▶ **Task requirements**: Return every line of the material exactly.

▶ **Record extracts**:
= = = =
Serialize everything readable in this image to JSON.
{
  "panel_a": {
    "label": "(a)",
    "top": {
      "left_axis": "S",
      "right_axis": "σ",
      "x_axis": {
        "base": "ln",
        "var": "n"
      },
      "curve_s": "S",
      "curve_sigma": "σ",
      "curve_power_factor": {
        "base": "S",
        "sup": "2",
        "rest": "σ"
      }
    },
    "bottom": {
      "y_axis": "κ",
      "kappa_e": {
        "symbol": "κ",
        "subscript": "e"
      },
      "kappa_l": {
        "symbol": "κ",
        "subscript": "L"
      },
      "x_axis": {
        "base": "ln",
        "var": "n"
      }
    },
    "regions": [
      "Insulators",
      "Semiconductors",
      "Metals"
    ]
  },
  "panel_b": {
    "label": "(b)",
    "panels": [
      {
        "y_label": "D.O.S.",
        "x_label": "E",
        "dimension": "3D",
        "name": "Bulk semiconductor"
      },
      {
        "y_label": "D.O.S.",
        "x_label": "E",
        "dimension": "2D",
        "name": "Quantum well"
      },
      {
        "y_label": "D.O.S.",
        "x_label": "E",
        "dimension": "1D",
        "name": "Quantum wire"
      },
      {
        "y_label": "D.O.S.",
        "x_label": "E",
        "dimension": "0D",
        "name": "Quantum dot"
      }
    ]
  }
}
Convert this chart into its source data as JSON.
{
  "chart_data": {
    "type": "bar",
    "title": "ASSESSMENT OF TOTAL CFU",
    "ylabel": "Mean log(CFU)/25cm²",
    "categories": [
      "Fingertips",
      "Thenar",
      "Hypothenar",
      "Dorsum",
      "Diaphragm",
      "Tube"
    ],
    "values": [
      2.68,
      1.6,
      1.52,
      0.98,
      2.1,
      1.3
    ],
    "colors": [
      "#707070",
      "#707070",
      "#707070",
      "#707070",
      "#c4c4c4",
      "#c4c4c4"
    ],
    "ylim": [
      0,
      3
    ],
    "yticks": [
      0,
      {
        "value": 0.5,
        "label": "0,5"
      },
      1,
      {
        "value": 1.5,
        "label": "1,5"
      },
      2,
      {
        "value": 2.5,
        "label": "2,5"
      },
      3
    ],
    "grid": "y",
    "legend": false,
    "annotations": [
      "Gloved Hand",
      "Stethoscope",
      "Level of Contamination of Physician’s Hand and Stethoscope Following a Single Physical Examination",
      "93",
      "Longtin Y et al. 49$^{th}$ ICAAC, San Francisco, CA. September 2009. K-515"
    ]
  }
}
= = = =
▶ **Problem solution**:
Serialize everything readable in this image to JSON.
{
  "panel_a": {
    "label": "(a)",
    "top": {
      "left_axis": "S",
      "right_axis": "σ",
      "x_axis": {
        "base": "ln",
        "var": "n"
      },
      "curve_s": "S",
      "curve_sigma": "σ",
      "curve_power_factor": {
        "base": "S",
        "sup": "2",
        "rest": "σ"
      }
    },
    "bottom": {
      "y_axis": "κ",
      "kappa_e": {
        "symbol": "κ",
        "subscript": "e"
      },
      "kappa_l": {
        "symbol": "κ",
        "subscript": "L"
      },
      "x_axis": {
        "base": "ln",
        "var": "n"
      }
    },
    "regions": [
      "Insulators",
      "Semiconductors",
      "Metals"
    ]
  },
  "panel_b": {
    "label": "(b)",
    "panels": [
      {
        "y_label": "D.O.S.",
        "x_label": "E",
        "dimension": "3D",
        "name": "Bulk semiconductor"
      },
      {
        "y_label": "D.O.S.",
        "x_label": "E",
        "dimension": "2D",
        "name": "Quantum well"
      },
      {
        "y_label": "D.O.S.",
        "x_label": "E",
        "dimension": "1D",
        "name": "Quantum wire"
      },
      {
        "y_label": "D.O.S.",
        "x_label": "E",
        "dimension": "0D",
        "name": "Quantum dot"
      }
    ]
  }
}
Convert this chart into its source data as JSON.
{
  "chart_data": {
    "type": "bar",
    "title": "ASSESSMENT OF TOTAL CFU",
    "ylabel": "Mean log(CFU)/25cm²",
    "categories": [
      "Fingertips",
      "Thenar",
      "Hypothenar",
      "Dorsum",
      "Diaphragm",
      "Tube"
    ],
    "values": [
      2.68,
      1.6,
      1.52,
      0.98,
      2.1,
      1.3
    ],
    "colors": [
      "#707070",
      "#707070",
      "#707070",
      "#707070",
      "#c4c4c4",
      "#c4c4c4"
    ],
    "ylim": [
      0,
      3
    ],
    "yticks": [
      0,
      {
        "value": 0.5,
        "label": "0,5"
      },
      1,
      {
        "value": 1.5,
        "label": "1,5"
      },
      2,
      {
        "value": 2.5,
        "label": "2,5"
      },
      3
    ],
    "grid": "y",
    "legend": false,
    "annotations": [
      "Gloved Hand",
      "Stethoscope",
      "Level of Contamination of Physician’s Hand and Stethoscope Following a Single Physical Examination",
      "93",
      "Longtin Y et al. 49$^{th}$ ICAAC, San Francisco, CA. September 2009. K-515"
    ]
  }
}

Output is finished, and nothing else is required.